Extract all lines that hold the string "COVID".

(A run of records)
◆ ◆ ◆ ◆
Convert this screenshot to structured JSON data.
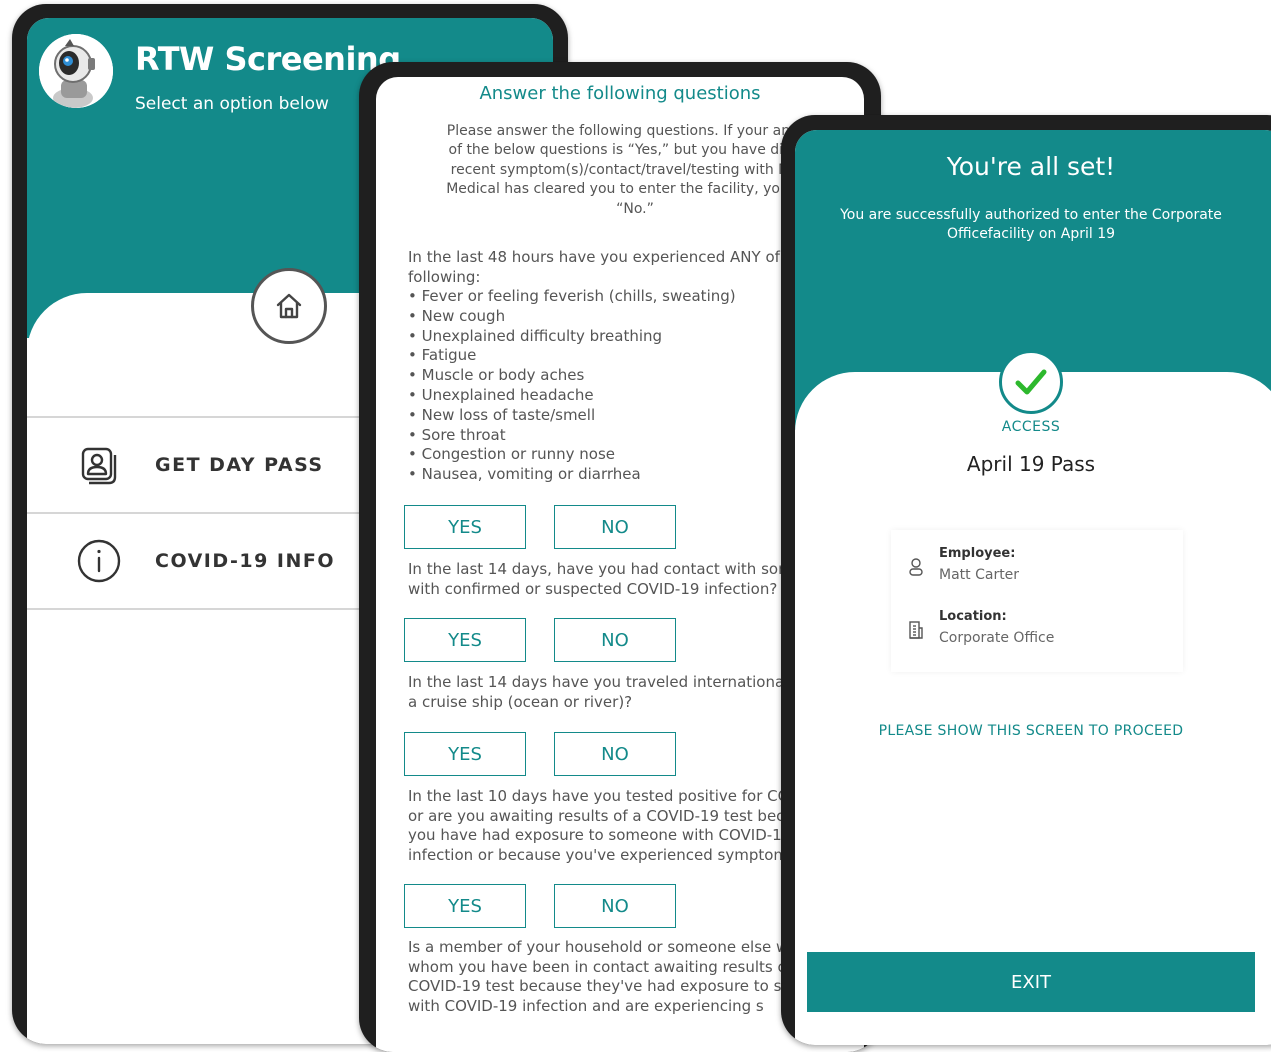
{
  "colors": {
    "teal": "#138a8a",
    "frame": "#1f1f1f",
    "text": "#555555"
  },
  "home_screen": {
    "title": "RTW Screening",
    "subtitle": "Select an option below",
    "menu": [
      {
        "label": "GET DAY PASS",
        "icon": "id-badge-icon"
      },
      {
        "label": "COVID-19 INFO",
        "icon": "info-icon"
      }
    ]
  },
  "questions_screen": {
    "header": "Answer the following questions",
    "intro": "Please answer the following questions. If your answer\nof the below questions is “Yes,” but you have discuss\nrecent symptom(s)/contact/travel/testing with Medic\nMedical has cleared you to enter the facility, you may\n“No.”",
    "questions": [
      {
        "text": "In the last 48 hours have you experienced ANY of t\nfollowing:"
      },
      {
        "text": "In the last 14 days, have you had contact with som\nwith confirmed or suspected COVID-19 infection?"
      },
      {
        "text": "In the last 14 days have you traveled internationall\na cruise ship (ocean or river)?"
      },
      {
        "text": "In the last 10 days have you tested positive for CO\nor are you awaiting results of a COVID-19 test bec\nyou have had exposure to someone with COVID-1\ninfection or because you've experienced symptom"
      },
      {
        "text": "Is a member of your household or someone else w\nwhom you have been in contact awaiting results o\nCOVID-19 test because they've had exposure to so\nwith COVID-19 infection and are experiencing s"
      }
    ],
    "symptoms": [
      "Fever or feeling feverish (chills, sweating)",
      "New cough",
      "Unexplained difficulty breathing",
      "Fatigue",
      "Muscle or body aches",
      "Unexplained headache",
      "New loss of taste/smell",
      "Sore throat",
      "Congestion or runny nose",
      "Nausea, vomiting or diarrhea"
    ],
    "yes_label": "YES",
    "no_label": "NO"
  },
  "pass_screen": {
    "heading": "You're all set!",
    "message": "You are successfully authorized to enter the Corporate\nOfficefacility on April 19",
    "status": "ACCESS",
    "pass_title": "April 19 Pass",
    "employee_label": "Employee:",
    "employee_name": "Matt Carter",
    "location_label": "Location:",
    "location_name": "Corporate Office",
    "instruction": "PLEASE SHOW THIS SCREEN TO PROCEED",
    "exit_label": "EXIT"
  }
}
◆ ◆ ◆ ◆
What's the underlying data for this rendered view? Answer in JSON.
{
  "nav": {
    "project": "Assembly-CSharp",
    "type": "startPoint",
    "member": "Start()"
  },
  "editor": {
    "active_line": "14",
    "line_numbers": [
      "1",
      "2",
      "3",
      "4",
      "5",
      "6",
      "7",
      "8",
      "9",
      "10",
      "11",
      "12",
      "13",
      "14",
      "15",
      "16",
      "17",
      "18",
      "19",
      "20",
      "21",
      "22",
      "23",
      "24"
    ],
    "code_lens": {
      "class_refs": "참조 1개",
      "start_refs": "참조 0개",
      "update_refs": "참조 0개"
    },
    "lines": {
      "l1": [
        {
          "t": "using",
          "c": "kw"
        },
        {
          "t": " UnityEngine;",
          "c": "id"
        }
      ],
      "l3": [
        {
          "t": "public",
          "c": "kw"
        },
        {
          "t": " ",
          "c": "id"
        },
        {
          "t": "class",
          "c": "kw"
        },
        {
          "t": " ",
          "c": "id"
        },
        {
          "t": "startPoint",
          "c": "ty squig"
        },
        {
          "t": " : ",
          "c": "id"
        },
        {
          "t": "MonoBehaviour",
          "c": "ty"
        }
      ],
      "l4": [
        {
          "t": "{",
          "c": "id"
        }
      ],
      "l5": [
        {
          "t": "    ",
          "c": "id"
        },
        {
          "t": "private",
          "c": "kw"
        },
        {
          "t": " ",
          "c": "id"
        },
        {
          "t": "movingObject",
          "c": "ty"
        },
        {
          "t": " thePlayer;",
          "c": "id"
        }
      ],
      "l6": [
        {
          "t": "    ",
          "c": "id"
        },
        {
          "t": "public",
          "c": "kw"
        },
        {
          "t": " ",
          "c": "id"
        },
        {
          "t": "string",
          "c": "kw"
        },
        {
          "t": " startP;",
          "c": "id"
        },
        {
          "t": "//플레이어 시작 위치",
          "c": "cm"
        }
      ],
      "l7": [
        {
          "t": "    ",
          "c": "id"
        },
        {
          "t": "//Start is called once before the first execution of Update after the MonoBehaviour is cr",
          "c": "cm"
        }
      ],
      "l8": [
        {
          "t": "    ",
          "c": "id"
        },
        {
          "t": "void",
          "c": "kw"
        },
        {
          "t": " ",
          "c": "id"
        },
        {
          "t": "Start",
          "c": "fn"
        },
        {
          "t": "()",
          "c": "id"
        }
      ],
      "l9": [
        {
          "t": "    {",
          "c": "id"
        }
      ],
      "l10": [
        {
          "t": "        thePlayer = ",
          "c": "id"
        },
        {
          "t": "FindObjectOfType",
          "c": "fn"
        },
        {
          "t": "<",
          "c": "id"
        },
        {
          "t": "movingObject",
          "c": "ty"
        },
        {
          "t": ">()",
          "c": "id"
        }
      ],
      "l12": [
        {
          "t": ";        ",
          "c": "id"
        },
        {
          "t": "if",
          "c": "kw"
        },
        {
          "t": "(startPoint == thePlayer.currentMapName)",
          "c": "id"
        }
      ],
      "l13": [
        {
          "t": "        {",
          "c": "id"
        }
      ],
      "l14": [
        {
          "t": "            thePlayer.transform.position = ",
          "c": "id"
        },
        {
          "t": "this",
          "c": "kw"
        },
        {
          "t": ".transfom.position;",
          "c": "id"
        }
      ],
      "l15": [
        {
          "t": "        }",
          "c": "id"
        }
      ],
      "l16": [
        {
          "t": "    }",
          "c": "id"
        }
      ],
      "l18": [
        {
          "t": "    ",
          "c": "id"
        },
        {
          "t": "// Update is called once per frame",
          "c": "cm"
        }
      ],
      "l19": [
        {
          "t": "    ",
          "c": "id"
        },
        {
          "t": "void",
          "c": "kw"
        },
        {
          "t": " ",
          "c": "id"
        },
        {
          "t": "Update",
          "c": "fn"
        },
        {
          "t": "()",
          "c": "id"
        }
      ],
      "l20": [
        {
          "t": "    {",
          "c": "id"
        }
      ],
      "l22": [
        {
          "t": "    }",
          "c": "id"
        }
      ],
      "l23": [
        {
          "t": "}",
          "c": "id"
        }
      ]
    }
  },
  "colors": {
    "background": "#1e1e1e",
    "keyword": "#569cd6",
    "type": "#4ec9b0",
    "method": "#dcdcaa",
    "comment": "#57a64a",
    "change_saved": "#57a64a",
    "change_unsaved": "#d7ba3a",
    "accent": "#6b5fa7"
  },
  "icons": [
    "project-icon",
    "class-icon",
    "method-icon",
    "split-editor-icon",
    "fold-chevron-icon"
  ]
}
◆ ◆ ◆ ◆
§ Result for this exercise:
        "label": "COVID-19 INFO",
        "text": "In the last 14 days, have you had contact with som\nwith confirmed or suspected COVID-19 infection?"
        "text": "In the last 10 days have you tested positive for CO\nor are you awaiting results of a COVID-19 test bec\nyou have had exposure to someone with COVID-1\ninfection or because you've experienced symptom"
        "text": "Is a member of your household or someone else w\nwhom you have been in contact awaiting results o\nCOVID-19 test because they've had exposure to so\nwith COVID-19 infection and are experiencing s"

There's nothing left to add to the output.